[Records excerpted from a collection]
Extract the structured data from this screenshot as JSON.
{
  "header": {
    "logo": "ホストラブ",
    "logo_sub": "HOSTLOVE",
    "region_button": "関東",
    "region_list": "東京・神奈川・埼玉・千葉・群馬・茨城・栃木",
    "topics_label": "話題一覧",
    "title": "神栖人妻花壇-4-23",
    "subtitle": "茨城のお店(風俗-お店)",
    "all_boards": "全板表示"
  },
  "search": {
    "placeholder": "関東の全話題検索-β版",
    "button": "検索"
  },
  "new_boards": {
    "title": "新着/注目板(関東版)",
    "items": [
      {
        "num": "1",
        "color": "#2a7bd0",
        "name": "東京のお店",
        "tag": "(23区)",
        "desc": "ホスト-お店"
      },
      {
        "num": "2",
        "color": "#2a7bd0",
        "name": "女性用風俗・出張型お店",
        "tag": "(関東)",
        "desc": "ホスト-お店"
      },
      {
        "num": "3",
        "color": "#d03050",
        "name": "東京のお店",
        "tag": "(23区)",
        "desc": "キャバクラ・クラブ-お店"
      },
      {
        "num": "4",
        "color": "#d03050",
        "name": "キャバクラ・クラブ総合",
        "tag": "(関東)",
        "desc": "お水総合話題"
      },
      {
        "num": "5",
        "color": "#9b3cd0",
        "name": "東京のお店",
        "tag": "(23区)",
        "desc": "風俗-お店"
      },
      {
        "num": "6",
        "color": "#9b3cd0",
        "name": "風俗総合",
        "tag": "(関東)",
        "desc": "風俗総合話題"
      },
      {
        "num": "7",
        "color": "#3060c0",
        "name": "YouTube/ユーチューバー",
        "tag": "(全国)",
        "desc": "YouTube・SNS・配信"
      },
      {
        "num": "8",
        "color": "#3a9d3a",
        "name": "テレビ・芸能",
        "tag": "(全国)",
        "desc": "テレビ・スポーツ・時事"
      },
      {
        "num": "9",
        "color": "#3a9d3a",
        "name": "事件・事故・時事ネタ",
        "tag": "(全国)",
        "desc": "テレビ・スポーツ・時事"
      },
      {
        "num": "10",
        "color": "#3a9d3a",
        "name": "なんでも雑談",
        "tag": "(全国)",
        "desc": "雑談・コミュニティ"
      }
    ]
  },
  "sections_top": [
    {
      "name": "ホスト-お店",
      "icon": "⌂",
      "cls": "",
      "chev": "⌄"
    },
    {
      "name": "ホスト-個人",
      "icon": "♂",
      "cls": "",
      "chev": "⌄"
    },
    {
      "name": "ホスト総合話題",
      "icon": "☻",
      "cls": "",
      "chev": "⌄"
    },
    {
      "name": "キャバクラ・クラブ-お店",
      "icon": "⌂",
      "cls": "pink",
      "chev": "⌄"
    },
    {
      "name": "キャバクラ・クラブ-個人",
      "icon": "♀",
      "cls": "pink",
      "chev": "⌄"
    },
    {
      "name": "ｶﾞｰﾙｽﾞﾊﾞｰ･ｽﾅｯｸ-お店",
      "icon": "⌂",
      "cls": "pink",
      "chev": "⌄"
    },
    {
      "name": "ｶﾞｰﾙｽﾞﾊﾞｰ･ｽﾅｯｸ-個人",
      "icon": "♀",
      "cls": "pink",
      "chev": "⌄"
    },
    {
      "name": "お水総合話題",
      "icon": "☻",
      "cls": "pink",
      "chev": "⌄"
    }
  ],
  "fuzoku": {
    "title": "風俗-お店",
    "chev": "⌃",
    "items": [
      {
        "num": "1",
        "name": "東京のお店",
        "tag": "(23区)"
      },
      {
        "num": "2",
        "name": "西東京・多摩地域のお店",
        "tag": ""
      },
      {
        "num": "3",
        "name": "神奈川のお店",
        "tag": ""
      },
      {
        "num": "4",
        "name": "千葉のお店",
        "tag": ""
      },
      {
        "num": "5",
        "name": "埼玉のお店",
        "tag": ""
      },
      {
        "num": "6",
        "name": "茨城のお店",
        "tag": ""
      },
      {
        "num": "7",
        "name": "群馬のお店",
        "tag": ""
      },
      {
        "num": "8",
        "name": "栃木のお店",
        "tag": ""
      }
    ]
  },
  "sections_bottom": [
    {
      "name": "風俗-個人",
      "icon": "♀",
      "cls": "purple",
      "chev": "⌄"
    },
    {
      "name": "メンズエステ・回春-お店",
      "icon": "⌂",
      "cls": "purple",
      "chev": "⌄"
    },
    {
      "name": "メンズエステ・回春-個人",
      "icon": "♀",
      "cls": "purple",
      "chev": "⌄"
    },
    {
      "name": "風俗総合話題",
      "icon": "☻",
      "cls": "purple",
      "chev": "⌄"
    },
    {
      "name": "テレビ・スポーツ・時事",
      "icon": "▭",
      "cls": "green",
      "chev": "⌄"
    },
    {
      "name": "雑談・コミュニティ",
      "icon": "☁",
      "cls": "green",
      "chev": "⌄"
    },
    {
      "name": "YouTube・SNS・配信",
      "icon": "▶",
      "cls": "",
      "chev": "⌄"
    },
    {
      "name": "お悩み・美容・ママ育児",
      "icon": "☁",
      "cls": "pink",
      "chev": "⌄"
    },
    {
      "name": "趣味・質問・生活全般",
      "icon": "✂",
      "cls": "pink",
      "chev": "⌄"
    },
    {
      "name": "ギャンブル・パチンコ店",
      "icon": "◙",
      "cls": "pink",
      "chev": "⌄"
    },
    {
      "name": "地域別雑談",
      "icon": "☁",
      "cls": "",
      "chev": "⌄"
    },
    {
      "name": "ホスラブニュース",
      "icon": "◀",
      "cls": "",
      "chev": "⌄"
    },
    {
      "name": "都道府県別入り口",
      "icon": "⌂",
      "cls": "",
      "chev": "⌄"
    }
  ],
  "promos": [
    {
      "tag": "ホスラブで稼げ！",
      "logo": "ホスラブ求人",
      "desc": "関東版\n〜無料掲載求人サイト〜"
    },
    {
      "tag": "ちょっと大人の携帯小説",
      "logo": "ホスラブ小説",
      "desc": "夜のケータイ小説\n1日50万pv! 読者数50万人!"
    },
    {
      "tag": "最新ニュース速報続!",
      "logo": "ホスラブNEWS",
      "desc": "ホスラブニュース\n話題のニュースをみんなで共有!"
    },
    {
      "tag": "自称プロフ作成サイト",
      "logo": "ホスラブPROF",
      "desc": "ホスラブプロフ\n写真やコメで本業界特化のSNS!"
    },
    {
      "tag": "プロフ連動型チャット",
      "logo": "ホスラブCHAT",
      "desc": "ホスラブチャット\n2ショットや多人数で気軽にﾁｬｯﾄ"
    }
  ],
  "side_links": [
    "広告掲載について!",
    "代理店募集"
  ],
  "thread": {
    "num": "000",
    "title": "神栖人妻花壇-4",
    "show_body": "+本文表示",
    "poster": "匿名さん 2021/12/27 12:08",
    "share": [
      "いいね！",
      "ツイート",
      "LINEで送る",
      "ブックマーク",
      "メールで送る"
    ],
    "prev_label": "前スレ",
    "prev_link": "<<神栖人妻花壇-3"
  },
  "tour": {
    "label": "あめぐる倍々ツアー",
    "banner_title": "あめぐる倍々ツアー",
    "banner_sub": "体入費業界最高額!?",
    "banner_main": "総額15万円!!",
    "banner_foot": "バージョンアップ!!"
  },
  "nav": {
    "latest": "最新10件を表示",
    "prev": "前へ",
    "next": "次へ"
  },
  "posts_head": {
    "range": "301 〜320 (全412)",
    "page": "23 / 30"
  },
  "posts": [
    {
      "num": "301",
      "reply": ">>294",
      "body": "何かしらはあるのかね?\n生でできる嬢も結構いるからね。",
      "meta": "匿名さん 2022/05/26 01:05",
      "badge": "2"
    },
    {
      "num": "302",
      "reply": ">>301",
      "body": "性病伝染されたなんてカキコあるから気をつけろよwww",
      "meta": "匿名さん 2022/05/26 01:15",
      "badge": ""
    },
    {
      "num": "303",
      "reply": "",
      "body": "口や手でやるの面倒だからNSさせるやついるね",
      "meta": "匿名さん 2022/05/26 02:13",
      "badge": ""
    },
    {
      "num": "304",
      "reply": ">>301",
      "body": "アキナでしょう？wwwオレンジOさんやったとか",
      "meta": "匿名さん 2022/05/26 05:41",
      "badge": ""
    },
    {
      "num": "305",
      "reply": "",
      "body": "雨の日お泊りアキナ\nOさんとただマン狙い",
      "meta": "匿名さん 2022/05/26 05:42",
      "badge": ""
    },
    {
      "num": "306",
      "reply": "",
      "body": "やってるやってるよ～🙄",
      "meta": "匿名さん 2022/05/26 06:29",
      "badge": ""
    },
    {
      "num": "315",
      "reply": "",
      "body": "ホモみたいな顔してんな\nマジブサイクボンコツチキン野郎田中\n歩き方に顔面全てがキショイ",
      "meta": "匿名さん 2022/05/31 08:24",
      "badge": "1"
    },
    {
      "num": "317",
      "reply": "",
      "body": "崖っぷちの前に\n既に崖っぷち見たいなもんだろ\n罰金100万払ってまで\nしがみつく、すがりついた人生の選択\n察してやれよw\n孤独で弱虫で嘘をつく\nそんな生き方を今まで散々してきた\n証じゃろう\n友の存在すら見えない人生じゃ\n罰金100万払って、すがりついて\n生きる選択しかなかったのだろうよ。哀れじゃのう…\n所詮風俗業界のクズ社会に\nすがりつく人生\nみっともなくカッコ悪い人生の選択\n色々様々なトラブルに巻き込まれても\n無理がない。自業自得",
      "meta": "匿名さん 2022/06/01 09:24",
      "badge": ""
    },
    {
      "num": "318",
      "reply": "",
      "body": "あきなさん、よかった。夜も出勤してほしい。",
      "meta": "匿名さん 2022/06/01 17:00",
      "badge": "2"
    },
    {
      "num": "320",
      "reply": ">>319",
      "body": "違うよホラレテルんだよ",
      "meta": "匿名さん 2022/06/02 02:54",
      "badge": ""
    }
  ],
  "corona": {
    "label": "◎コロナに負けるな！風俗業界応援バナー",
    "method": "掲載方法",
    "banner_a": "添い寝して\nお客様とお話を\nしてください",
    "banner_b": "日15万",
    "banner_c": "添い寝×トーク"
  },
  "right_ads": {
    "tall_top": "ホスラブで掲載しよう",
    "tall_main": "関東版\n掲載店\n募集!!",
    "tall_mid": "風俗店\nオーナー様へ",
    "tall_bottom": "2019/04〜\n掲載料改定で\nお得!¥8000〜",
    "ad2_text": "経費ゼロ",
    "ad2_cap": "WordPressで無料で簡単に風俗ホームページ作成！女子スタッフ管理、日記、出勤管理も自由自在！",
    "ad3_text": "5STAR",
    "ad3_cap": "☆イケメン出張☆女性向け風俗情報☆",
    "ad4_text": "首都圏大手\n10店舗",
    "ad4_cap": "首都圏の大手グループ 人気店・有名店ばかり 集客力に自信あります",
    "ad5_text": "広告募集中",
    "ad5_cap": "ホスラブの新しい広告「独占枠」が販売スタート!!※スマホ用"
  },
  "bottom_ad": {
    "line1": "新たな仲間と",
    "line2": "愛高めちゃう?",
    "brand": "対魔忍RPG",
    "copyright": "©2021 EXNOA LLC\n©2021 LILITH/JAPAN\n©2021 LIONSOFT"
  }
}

» **STATED PROBLEM**
Copy each line of the data above that holds "キャバクラ".

» **ANSWER TO THIS TASK**
        "desc": "キャバクラ・クラブ-お店"
        "name": "キャバクラ・クラブ総合",
      "name": "キャバクラ・クラブ-お店",
      "name": "キャバクラ・クラブ-個人",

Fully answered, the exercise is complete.